**GOAL**
Retype, word for word, the line containing "Give me the" and every line after it to the end. Skip pictures.

**DATA RECORDS**
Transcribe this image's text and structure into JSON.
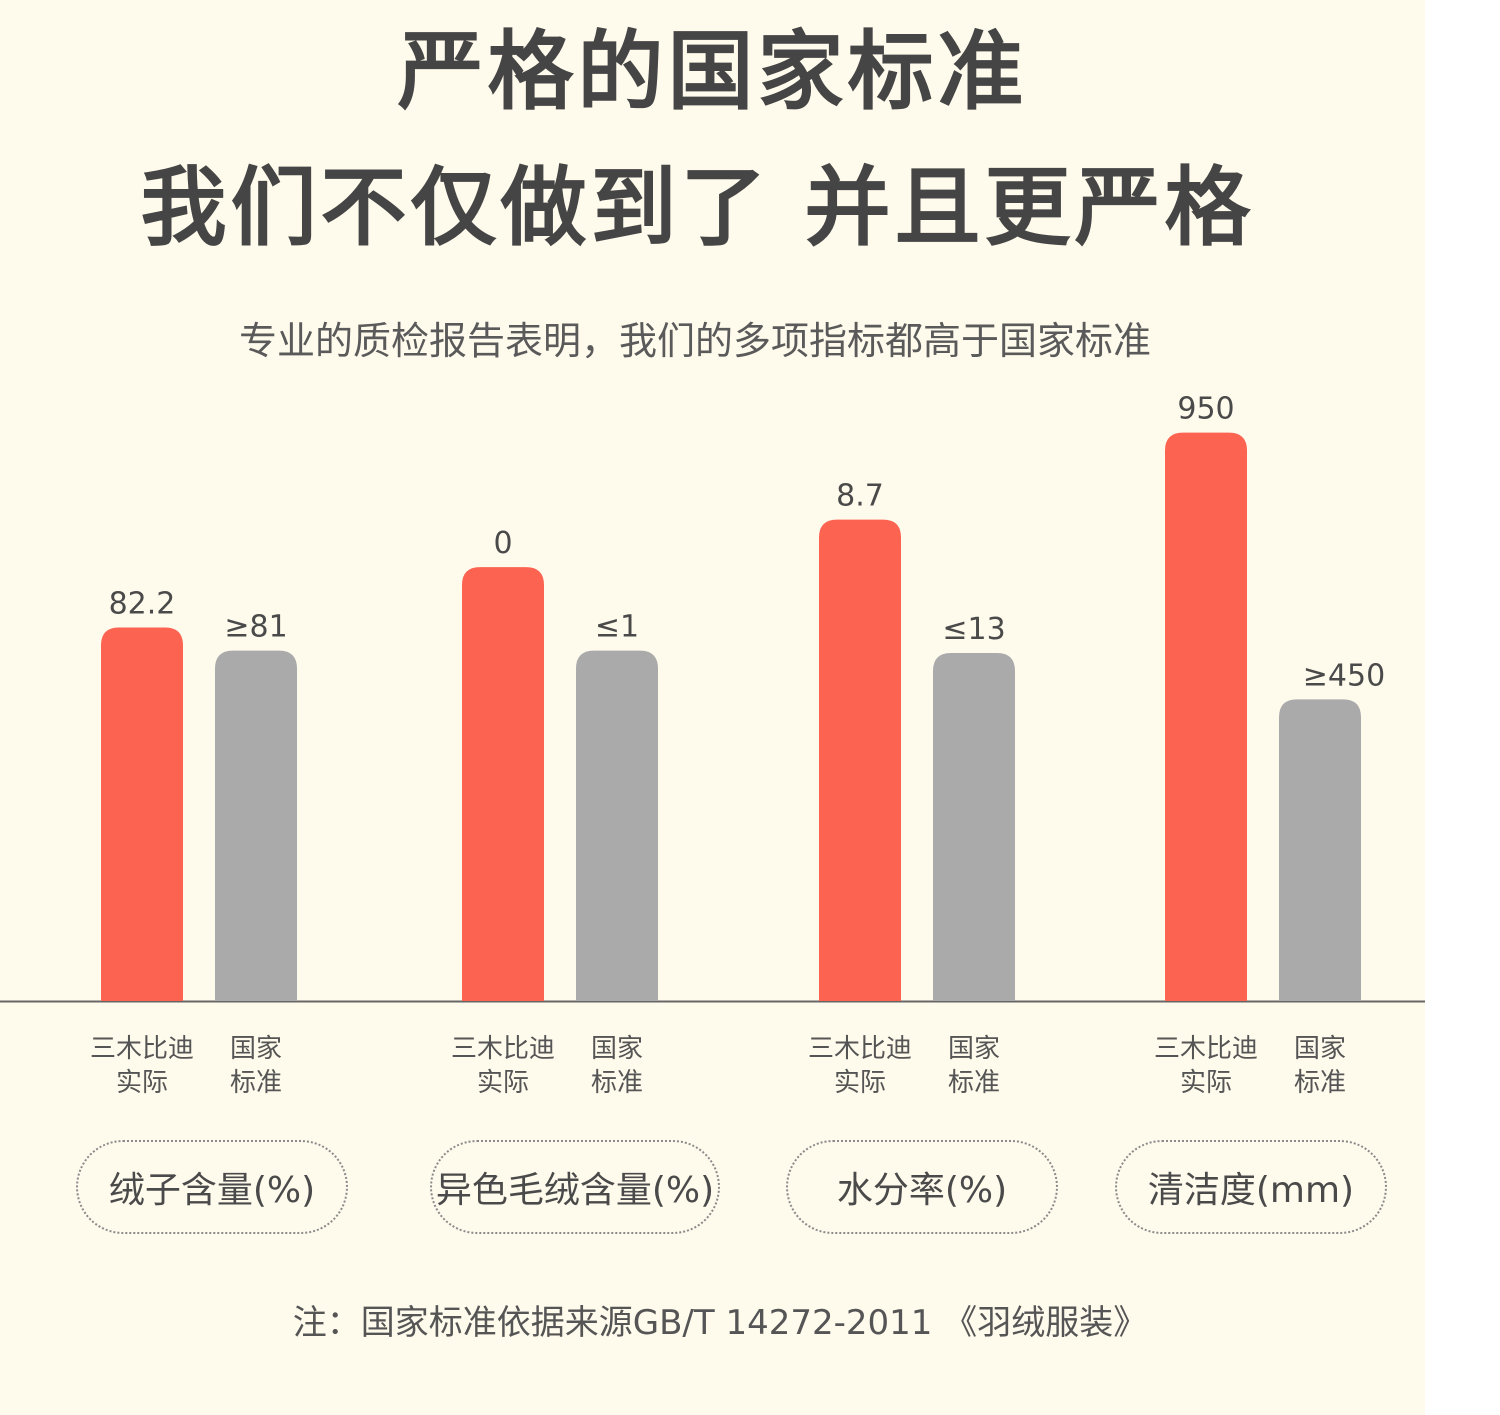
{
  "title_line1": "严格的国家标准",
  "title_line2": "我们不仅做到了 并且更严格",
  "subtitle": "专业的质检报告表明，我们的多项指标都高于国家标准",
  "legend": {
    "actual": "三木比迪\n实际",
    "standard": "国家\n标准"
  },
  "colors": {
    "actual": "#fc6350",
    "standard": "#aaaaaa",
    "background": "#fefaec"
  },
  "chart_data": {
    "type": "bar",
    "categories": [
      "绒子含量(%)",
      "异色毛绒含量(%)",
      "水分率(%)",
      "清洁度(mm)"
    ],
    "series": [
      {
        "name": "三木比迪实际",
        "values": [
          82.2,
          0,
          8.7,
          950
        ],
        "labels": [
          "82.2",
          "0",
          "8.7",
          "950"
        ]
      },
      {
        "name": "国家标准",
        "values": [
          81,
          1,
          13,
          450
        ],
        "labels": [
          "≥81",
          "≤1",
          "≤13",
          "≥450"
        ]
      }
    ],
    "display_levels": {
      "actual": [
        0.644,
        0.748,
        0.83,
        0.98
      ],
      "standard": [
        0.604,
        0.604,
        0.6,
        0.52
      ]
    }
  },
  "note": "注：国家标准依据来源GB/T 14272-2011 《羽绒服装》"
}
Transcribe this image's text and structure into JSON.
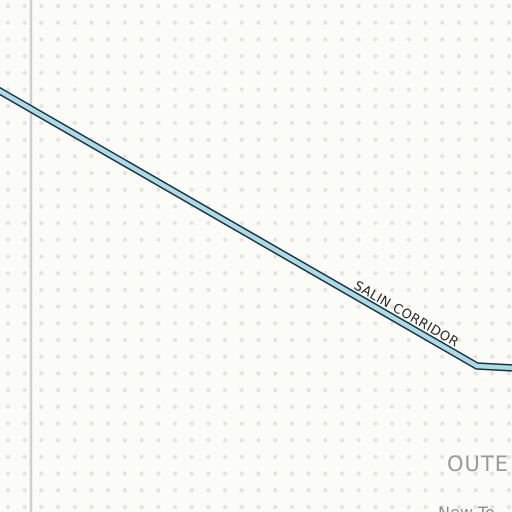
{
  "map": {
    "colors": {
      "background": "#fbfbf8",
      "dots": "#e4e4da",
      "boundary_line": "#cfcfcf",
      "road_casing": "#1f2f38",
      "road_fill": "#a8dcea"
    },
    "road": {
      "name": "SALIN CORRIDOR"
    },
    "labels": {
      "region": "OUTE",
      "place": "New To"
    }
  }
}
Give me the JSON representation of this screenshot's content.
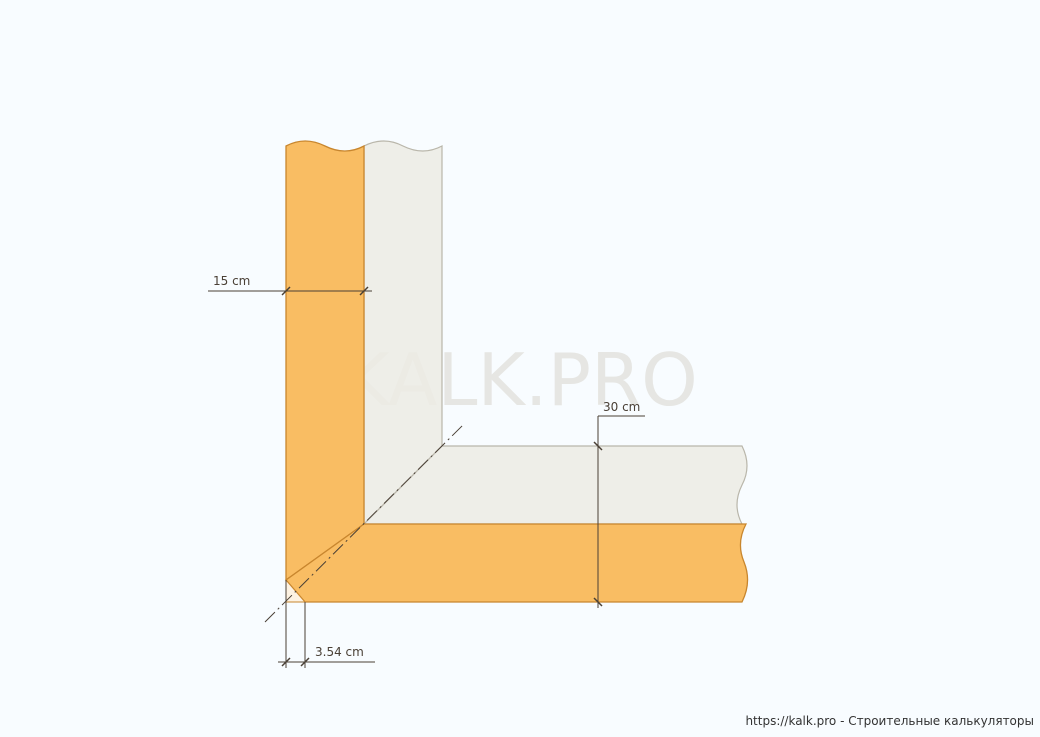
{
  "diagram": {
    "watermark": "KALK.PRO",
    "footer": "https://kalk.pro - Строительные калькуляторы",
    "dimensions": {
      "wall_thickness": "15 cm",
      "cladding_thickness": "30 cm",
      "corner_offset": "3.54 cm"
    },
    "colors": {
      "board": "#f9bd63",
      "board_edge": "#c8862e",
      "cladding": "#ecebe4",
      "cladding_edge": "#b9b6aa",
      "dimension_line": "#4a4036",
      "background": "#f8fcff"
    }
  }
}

**WRITTEN SOLUTION**
Give me the JSON representation of this screenshot's content.
{
  "diagram": {
    "watermark": "KALK.PRO",
    "footer": "https://kalk.pro - Строительные калькуляторы",
    "dimensions": {
      "wall_thickness": "15 cm",
      "cladding_thickness": "30 cm",
      "corner_offset": "3.54 cm"
    },
    "colors": {
      "board": "#f9bd63",
      "board_edge": "#c8862e",
      "cladding": "#ecebe4",
      "cladding_edge": "#b9b6aa",
      "dimension_line": "#4a4036",
      "background": "#f8fcff"
    }
  }
}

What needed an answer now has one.